SHORT EXERCISE: Can you retype all of the data below line for line, with no changes, and leave out the pictures?

RAW DATA:
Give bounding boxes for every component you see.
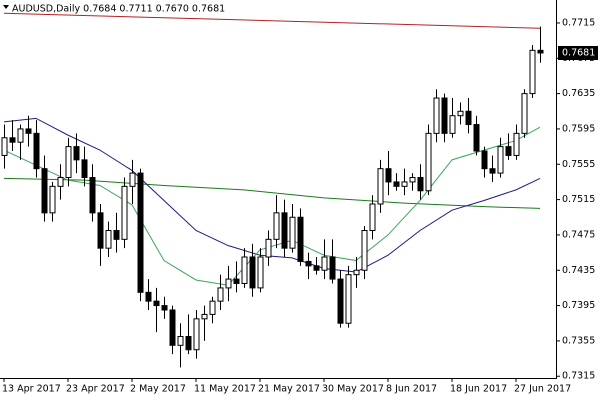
candle-body <box>313 265 320 271</box>
candle-body <box>89 177 96 214</box>
candle-body <box>521 93 528 134</box>
candle-body <box>177 335 184 346</box>
candle-body <box>201 313 208 320</box>
candle-body <box>241 256 248 284</box>
candle-body <box>17 128 24 143</box>
candle-body <box>33 132 40 170</box>
y-tick-label: 0.7515 <box>562 194 595 205</box>
candle-body <box>353 269 360 276</box>
candle-body <box>273 212 280 240</box>
candle-body <box>489 168 496 174</box>
x-tick-label: 30 May 2017 <box>322 384 384 395</box>
candle-body <box>505 146 512 156</box>
y-tick-label: 0.7475 <box>562 229 595 240</box>
candle-body <box>257 256 264 289</box>
y-tick-label: 0.7635 <box>562 88 595 99</box>
candle-body <box>57 177 64 187</box>
candle-body <box>25 128 32 134</box>
candle-body <box>121 185 128 240</box>
candle-body <box>129 172 136 187</box>
candle-body <box>73 146 80 161</box>
candle-body <box>209 300 216 315</box>
candle-body <box>153 300 160 307</box>
candle-body <box>425 132 432 192</box>
y-tick-label: 0.7555 <box>562 159 595 170</box>
candle-body <box>433 97 440 134</box>
candle-body <box>233 278 240 284</box>
candle-body <box>217 287 224 302</box>
candle-body <box>9 137 16 143</box>
candle-body <box>265 238 272 258</box>
candle-body <box>401 181 408 187</box>
x-tick-label: 18 Jun 2017 <box>450 384 507 395</box>
candle-body <box>81 159 88 179</box>
candle-body <box>281 212 288 249</box>
candle-body <box>65 146 72 179</box>
y-tick-label: 0.7435 <box>562 265 595 276</box>
candle-body <box>369 203 376 232</box>
moving-average <box>3 12 541 29</box>
candle-body <box>225 278 232 289</box>
candle-body <box>393 181 400 187</box>
candle-body <box>185 335 192 351</box>
candle-body <box>497 146 504 174</box>
candle-body <box>105 230 112 249</box>
x-tick-label: 21 May 2017 <box>258 384 320 395</box>
candle-body <box>305 260 312 267</box>
chart-title: AUDUSD,Daily 0.7684 0.7711 0.7670 0.7681 <box>12 4 225 15</box>
candle-body <box>385 168 392 183</box>
candle-body <box>409 177 416 183</box>
candle-body <box>457 110 464 117</box>
candle-body <box>441 97 448 134</box>
moving-average <box>3 117 541 273</box>
candle-body <box>41 168 48 214</box>
candle-body <box>289 216 296 249</box>
candle-body <box>113 230 120 240</box>
candle-body <box>449 115 456 134</box>
x-tick-label: 23 Apr 2017 <box>66 384 125 395</box>
candle-body <box>49 185 56 214</box>
y-tick-label: 0.7355 <box>562 335 595 346</box>
y-tick-label: 0.7715 <box>562 17 595 28</box>
candle-body <box>329 256 336 280</box>
candle-body <box>169 309 176 346</box>
candle-body <box>161 305 168 311</box>
y-tick-label: 0.7315 <box>562 371 595 382</box>
candle-body <box>137 172 144 293</box>
x-tick-label: 27 Jun 2017 <box>514 384 571 395</box>
candle-body <box>193 318 200 351</box>
candle-body <box>145 291 152 302</box>
price-label: 0.7681 <box>562 47 595 58</box>
y-tick-label: 0.7395 <box>562 300 595 311</box>
candle-body <box>377 168 384 205</box>
candle-body <box>481 150 488 170</box>
price-label-bg <box>558 45 598 60</box>
candle-body <box>1 137 8 156</box>
candle-body <box>537 49 544 54</box>
menu-arrow <box>3 5 9 9</box>
candle-body <box>465 110 472 126</box>
x-tick-label: 2 May 2017 <box>130 384 186 395</box>
candle-body <box>529 49 536 95</box>
candle-body <box>297 216 304 262</box>
candle-body <box>321 256 328 271</box>
candle-body <box>417 177 424 192</box>
x-tick-label: 11 May 2017 <box>194 384 256 395</box>
candle-body <box>337 278 344 324</box>
candle-body <box>97 212 104 249</box>
y-tick-label: 0.7595 <box>562 123 595 134</box>
candle-body <box>249 256 256 289</box>
moving-average <box>3 177 541 209</box>
candle-body <box>345 274 352 324</box>
x-tick-label: 13 Apr 2017 <box>2 384 61 395</box>
candle-body <box>473 124 480 152</box>
candle-body <box>513 132 520 156</box>
candle-body <box>361 230 368 271</box>
x-tick-label: 8 Jun 2017 <box>386 384 437 395</box>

TASK ANSWER:
Give bounding boxes for every component you see.
candle-body <box>313 265 320 271</box>
candle-body <box>89 177 96 214</box>
candle-body <box>521 93 528 134</box>
candle-body <box>177 335 184 346</box>
candle-body <box>201 313 208 320</box>
candle-body <box>241 256 248 284</box>
candle-body <box>17 128 24 143</box>
candle-body <box>33 132 40 170</box>
y-tick-label: 0.7515 <box>562 194 595 205</box>
candle-body <box>353 269 360 276</box>
candle-body <box>273 212 280 240</box>
candle-body <box>489 168 496 174</box>
x-tick-label: 30 May 2017 <box>322 384 384 395</box>
candle-body <box>505 146 512 156</box>
y-tick-label: 0.7475 <box>562 229 595 240</box>
candle-body <box>257 256 264 289</box>
y-tick-label: 0.7635 <box>562 88 595 99</box>
candle-body <box>57 177 64 187</box>
candle-body <box>25 128 32 134</box>
candle-body <box>121 185 128 240</box>
candle-body <box>129 172 136 187</box>
candle-body <box>73 146 80 161</box>
candle-body <box>209 300 216 315</box>
candle-body <box>153 300 160 307</box>
candle-body <box>425 132 432 192</box>
y-tick-label: 0.7555 <box>562 159 595 170</box>
candle-body <box>433 97 440 134</box>
candle-body <box>233 278 240 284</box>
candle-body <box>217 287 224 302</box>
candle-body <box>9 137 16 143</box>
candle-body <box>265 238 272 258</box>
candle-body <box>401 181 408 187</box>
x-tick-label: 18 Jun 2017 <box>450 384 507 395</box>
candle-body <box>81 159 88 179</box>
candle-body <box>281 212 288 249</box>
candle-body <box>65 146 72 179</box>
y-tick-label: 0.7435 <box>562 265 595 276</box>
candle-body <box>369 203 376 232</box>
moving-average <box>3 12 541 29</box>
candle-body <box>225 278 232 289</box>
candle-body <box>393 181 400 187</box>
candle-body <box>185 335 192 351</box>
candle-body <box>497 146 504 174</box>
candle-body <box>105 230 112 249</box>
x-tick-label: 21 May 2017 <box>258 384 320 395</box>
candle-body <box>305 260 312 267</box>
chart-title: AUDUSD,Daily 0.7684 0.7711 0.7670 0.7681 <box>12 4 225 15</box>
candle-body <box>385 168 392 183</box>
candle-body <box>409 177 416 183</box>
candle-body <box>457 110 464 117</box>
candle-body <box>441 97 448 134</box>
moving-average <box>3 117 541 273</box>
candle-body <box>41 168 48 214</box>
candle-body <box>289 216 296 249</box>
candle-body <box>113 230 120 240</box>
candle-body <box>449 115 456 134</box>
x-tick-label: 23 Apr 2017 <box>66 384 125 395</box>
candle-body <box>49 185 56 214</box>
y-tick-label: 0.7355 <box>562 335 595 346</box>
y-tick-label: 0.7715 <box>562 17 595 28</box>
candle-body <box>329 256 336 280</box>
candle-body <box>169 309 176 346</box>
candle-body <box>161 305 168 311</box>
y-tick-label: 0.7315 <box>562 371 595 382</box>
candle-body <box>137 172 144 293</box>
x-tick-label: 27 Jun 2017 <box>514 384 571 395</box>
candle-body <box>193 318 200 351</box>
candle-body <box>145 291 152 302</box>
price-label: 0.7681 <box>562 47 595 58</box>
y-tick-label: 0.7395 <box>562 300 595 311</box>
candle-body <box>377 168 384 205</box>
candle-body <box>481 150 488 170</box>
price-label-bg <box>558 45 598 60</box>
candle-body <box>1 137 8 156</box>
candle-body <box>537 49 544 54</box>
menu-arrow <box>3 5 9 9</box>
candle-body <box>465 110 472 126</box>
x-tick-label: 2 May 2017 <box>130 384 186 395</box>
candle-body <box>529 49 536 95</box>
candle-body <box>297 216 304 262</box>
candle-body <box>321 256 328 271</box>
candle-body <box>417 177 424 192</box>
x-tick-label: 11 May 2017 <box>194 384 256 395</box>
candle-body <box>337 278 344 324</box>
candle-body <box>97 212 104 249</box>
y-tick-label: 0.7595 <box>562 123 595 134</box>
candle-body <box>249 256 256 289</box>
moving-average <box>3 177 541 209</box>
candle-body <box>345 274 352 324</box>
x-tick-label: 13 Apr 2017 <box>2 384 61 395</box>
candle-body <box>473 124 480 152</box>
candle-body <box>513 132 520 156</box>
candle-body <box>361 230 368 271</box>
x-tick-label: 8 Jun 2017 <box>386 384 437 395</box>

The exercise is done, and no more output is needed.